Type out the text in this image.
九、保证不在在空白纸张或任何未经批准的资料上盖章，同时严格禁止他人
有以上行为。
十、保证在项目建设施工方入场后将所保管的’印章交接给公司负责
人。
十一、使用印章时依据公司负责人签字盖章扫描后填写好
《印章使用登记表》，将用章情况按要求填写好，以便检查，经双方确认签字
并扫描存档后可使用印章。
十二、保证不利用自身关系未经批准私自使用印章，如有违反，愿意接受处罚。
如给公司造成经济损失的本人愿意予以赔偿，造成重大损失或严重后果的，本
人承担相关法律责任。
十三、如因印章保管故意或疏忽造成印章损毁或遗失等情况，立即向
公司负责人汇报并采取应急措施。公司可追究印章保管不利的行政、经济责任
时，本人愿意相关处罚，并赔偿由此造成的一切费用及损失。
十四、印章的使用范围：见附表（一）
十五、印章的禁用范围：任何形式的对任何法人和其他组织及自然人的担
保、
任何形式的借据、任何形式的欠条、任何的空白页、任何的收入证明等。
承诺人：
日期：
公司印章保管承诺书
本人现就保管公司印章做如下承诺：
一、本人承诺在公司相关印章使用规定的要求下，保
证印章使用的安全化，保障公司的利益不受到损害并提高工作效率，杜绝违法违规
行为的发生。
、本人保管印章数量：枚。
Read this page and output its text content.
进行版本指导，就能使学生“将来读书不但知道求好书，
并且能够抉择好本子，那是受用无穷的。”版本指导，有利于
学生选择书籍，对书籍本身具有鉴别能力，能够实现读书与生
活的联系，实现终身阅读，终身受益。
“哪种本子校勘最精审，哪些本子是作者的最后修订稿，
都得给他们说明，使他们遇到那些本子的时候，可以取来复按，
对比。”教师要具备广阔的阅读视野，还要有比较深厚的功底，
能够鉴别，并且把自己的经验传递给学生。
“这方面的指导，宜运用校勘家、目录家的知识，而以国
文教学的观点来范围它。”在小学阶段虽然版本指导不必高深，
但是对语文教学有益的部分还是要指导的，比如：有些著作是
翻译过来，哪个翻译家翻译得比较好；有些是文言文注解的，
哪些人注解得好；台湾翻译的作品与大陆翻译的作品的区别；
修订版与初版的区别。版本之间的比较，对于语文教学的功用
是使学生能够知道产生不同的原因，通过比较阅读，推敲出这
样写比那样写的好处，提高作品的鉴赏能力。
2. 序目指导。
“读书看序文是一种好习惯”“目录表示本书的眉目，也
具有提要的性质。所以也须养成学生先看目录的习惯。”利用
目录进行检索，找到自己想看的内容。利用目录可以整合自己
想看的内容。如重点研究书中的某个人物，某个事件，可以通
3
------------------------
■ **WORK TO BE COMPLETED**:
Exactly repeat the lines from the line that contains "Read this page and output its text content." to the end of the entries, both included, and leave out all other lines.

■ **ANSWER TO THE TASK**:
Read this page and output its text content.
进行版本指导，就能使学生“将来读书不但知道求好书，
并且能够抉择好本子，那是受用无穷的。”版本指导，有利于
学生选择书籍，对书籍本身具有鉴别能力，能够实现读书与生
活的联系，实现终身阅读，终身受益。
“哪种本子校勘最精审，哪些本子是作者的最后修订稿，
都得给他们说明，使他们遇到那些本子的时候，可以取来复按，
对比。”教师要具备广阔的阅读视野，还要有比较深厚的功底，
能够鉴别，并且把自己的经验传递给学生。
“这方面的指导，宜运用校勘家、目录家的知识，而以国
文教学的观点来范围它。”在小学阶段虽然版本指导不必高深，
但是对语文教学有益的部分还是要指导的，比如：有些著作是
翻译过来，哪个翻译家翻译得比较好；有些是文言文注解的，
哪些人注解得好；台湾翻译的作品与大陆翻译的作品的区别；
修订版与初版的区别。版本之间的比较，对于语文教学的功用
是使学生能够知道产生不同的原因，通过比较阅读，推敲出这
样写比那样写的好处，提高作品的鉴赏能力。
2. 序目指导。
“读书看序文是一种好习惯”“目录表示本书的眉目，也
具有提要的性质。所以也须养成学生先看目录的习惯。”利用
目录进行检索，找到自己想看的内容。利用目录可以整合自己
想看的内容。如重点研究书中的某个人物，某个事件，可以通
3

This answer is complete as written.